* **Stored data entries**
— BEGIN —
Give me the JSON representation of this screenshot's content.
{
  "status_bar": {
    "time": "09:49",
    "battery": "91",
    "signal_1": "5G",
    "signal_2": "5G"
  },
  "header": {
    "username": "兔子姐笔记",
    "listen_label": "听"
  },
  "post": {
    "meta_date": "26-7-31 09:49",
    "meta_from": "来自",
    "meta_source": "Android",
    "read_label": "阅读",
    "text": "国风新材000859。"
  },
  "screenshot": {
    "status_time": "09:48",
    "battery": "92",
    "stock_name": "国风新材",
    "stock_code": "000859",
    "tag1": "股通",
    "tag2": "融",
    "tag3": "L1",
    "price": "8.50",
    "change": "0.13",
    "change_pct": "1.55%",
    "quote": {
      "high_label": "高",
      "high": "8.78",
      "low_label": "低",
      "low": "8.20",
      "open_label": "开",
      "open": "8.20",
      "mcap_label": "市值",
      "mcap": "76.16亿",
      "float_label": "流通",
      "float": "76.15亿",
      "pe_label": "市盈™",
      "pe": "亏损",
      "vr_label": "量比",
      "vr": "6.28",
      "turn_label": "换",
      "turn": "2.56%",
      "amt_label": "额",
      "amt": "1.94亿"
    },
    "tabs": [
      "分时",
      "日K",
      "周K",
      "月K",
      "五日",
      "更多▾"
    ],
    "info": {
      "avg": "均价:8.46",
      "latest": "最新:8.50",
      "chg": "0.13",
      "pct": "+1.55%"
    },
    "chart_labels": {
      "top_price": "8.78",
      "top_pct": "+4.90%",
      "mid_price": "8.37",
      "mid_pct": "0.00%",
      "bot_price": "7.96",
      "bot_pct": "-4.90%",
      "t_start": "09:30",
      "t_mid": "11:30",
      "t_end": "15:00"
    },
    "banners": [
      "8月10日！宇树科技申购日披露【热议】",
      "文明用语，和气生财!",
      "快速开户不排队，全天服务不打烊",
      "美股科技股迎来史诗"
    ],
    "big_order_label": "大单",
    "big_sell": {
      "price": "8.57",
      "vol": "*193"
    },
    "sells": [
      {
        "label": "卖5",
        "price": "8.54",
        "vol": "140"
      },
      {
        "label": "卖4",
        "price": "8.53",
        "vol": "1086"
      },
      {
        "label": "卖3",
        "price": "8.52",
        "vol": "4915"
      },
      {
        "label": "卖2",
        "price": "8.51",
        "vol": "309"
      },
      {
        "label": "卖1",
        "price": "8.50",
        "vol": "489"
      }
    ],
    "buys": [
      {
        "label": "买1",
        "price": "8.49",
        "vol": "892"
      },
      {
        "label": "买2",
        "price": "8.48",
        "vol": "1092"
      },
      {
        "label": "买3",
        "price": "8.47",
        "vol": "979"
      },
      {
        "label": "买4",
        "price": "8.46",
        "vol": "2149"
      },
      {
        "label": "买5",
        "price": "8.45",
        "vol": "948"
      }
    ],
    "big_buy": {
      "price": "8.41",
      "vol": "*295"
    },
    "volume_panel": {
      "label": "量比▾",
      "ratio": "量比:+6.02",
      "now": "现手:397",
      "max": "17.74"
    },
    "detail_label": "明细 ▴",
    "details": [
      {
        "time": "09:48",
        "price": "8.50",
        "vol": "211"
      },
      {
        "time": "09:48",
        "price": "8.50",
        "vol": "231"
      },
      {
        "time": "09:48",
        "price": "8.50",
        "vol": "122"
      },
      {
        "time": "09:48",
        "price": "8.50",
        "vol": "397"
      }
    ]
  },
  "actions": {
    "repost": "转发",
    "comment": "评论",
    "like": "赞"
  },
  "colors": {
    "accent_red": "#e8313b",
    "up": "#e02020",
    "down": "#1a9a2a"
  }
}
— END —
Extract the complete listing verbatim.

Give me the JSON representation of this screenshot's content.
{
  "status_bar": {
    "time": "09:49",
    "battery": "91",
    "signal_1": "5G",
    "signal_2": "5G"
  },
  "header": {
    "username": "兔子姐笔记",
    "listen_label": "听"
  },
  "post": {
    "meta_date": "26-7-31 09:49",
    "meta_from": "来自",
    "meta_source": "Android",
    "read_label": "阅读",
    "text": "国风新材000859。"
  },
  "screenshot": {
    "status_time": "09:48",
    "battery": "92",
    "stock_name": "国风新材",
    "stock_code": "000859",
    "tag1": "股通",
    "tag2": "融",
    "tag3": "L1",
    "price": "8.50",
    "change": "0.13",
    "change_pct": "1.55%",
    "quote": {
      "high_label": "高",
      "high": "8.78",
      "low_label": "低",
      "low": "8.20",
      "open_label": "开",
      "open": "8.20",
      "mcap_label": "市值",
      "mcap": "76.16亿",
      "float_label": "流通",
      "float": "76.15亿",
      "pe_label": "市盈™",
      "pe": "亏损",
      "vr_label": "量比",
      "vr": "6.28",
      "turn_label": "换",
      "turn": "2.56%",
      "amt_label": "额",
      "amt": "1.94亿"
    },
    "tabs": [
      "分时",
      "日K",
      "周K",
      "月K",
      "五日",
      "更多▾"
    ],
    "info": {
      "avg": "均价:8.46",
      "latest": "最新:8.50",
      "chg": "0.13",
      "pct": "+1.55%"
    },
    "chart_labels": {
      "top_price": "8.78",
      "top_pct": "+4.90%",
      "mid_price": "8.37",
      "mid_pct": "0.00%",
      "bot_price": "7.96",
      "bot_pct": "-4.90%",
      "t_start": "09:30",
      "t_mid": "11:30",
      "t_end": "15:00"
    },
    "banners": [
      "8月10日！宇树科技申购日披露【热议】",
      "文明用语，和气生财!",
      "快速开户不排队，全天服务不打烊",
      "美股科技股迎来史诗"
    ],
    "big_order_label": "大单",
    "big_sell": {
      "price": "8.57",
      "vol": "*193"
    },
    "sells": [
      {
        "label": "卖5",
        "price": "8.54",
        "vol": "140"
      },
      {
        "label": "卖4",
        "price": "8.53",
        "vol": "1086"
      },
      {
        "label": "卖3",
        "price": "8.52",
        "vol": "4915"
      },
      {
        "label": "卖2",
        "price": "8.51",
        "vol": "309"
      },
      {
        "label": "卖1",
        "price": "8.50",
        "vol": "489"
      }
    ],
    "buys": [
      {
        "label": "买1",
        "price": "8.49",
        "vol": "892"
      },
      {
        "label": "买2",
        "price": "8.48",
        "vol": "1092"
      },
      {
        "label": "买3",
        "price": "8.47",
        "vol": "979"
      },
      {
        "label": "买4",
        "price": "8.46",
        "vol": "2149"
      },
      {
        "label": "买5",
        "price": "8.45",
        "vol": "948"
      }
    ],
    "big_buy": {
      "price": "8.41",
      "vol": "*295"
    },
    "volume_panel": {
      "label": "量比▾",
      "ratio": "量比:+6.02",
      "now": "现手:397",
      "max": "17.74"
    },
    "detail_label": "明细 ▴",
    "details": [
      {
        "time": "09:48",
        "price": "8.50",
        "vol": "211"
      },
      {
        "time": "09:48",
        "price": "8.50",
        "vol": "231"
      },
      {
        "time": "09:48",
        "price": "8.50",
        "vol": "122"
      },
      {
        "time": "09:48",
        "price": "8.50",
        "vol": "397"
      }
    ]
  },
  "actions": {
    "repost": "转发",
    "comment": "评论",
    "like": "赞"
  },
  "colors": {
    "accent_red": "#e8313b",
    "up": "#e02020",
    "down": "#1a9a2a"
  }
}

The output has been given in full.